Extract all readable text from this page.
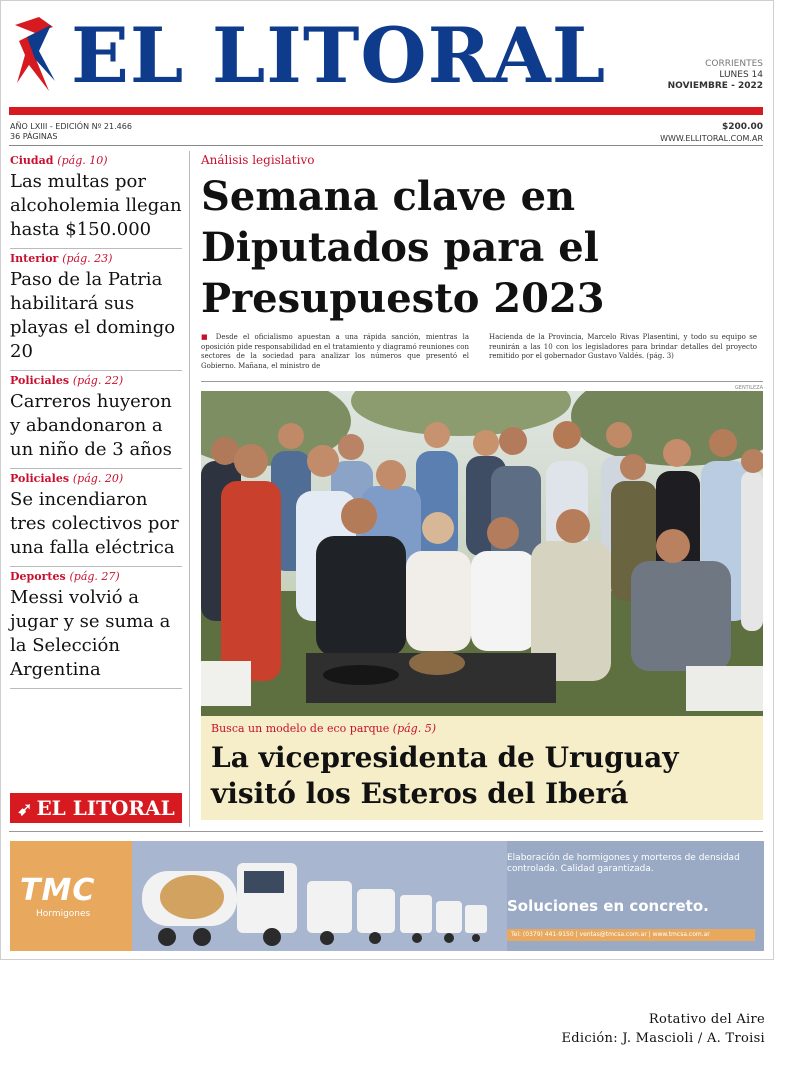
EL LITORAL	CORRIENTES
LUNES 14
NOVIEMBRE - 2022
AÑO LXIII - EDICIÓN Nº 21.466
36 PÁGINAS
$200.00
WWW.ELLITORAL.COM.AR
Ciudad (pág. 10)
Las multas por alcoholemia llegan hasta $150.000
Interior (pág. 23)
Paso de la Patria habilitará sus playas el domingo 20
Policiales (pág. 22)
Carreros huyeron y abandonaron a un niño de 3 años
Policiales (pág. 20)
Se incendiaron tres colectivos por una falla eléctrica
Deportes (pág. 27)
Messi volvió a jugar y se suma a la Selección Argentina
➹ EL LITORAL
Análisis legislativo
Semana clave en Diputados para el Presupuesto 2023
■ Desde el oficialismo apuestan a una rápida sanción, mientras la oposición pide responsabilidad en el tratamiento y diagramó reuniones con sectores de la sociedad para analizar los números que presentó el Gobierno. Mañana, el ministro de
Hacienda de la Provincia, Marcelo Rivas Plasentini, y todo su equipo se reunirán a las 10 con los legisladores para brindar detalles del proyecto remitido por el gobernador Gustavo Valdés. (pág. 3)
GENTILEZA
Busca un modelo de eco parque (pág. 5)
La vicepresidenta de Uruguay visitó los Esteros del Iberá
TMC
Hormigones
Elaboración de hormigones y morteros de densidad controlada. Calidad garantizada.
Soluciones en concreto.
Tel: (0379) 441-9150 | ventas@tmcsa.com.ar | www.tmcsa.com.ar
Rotativo del Aire
Edición: J. Mascioli / A. Troisi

**Short problem**
Transcribe the material exactly, and leave out whatever pictures it holds.

**The output**
Extract all readable text from this page.
EL LITORAL	CORRIENTES
LUNES 14
NOVIEMBRE - 2022
AÑO LXIII - EDICIÓN Nº 21.466
36 PÁGINAS
$200.00
WWW.ELLITORAL.COM.AR
Ciudad (pág. 10)
Las multas por alcoholemia llegan hasta $150.000
Interior (pág. 23)
Paso de la Patria habilitará sus playas el domingo 20
Policiales (pág. 22)
Carreros huyeron y abandonaron a un niño de 3 años
Policiales (pág. 20)
Se incendiaron tres colectivos por una falla eléctrica
Deportes (pág. 27)
Messi volvió a jugar y se suma a la Selección Argentina
➹ EL LITORAL
Análisis legislativo
Semana clave en Diputados para el Presupuesto 2023
■ Desde el oficialismo apuestan a una rápida sanción, mientras la oposición pide responsabilidad en el tratamiento y diagramó reuniones con sectores de la sociedad para analizar los números que presentó el Gobierno. Mañana, el ministro de
Hacienda de la Provincia, Marcelo Rivas Plasentini, y todo su equipo se reunirán a las 10 con los legisladores para brindar detalles del proyecto remitido por el gobernador Gustavo Valdés. (pág. 3)
GENTILEZA
Busca un modelo de eco parque (pág. 5)
La vicepresidenta de Uruguay visitó los Esteros del Iberá
TMC
Hormigones
Elaboración de hormigones y morteros de densidad controlada. Calidad garantizada.
Soluciones en concreto.
Tel: (0379) 441-9150 | ventas@tmcsa.com.ar | www.tmcsa.com.ar
Rotativo del Aire
Edición: J. Mascioli / A. Troisi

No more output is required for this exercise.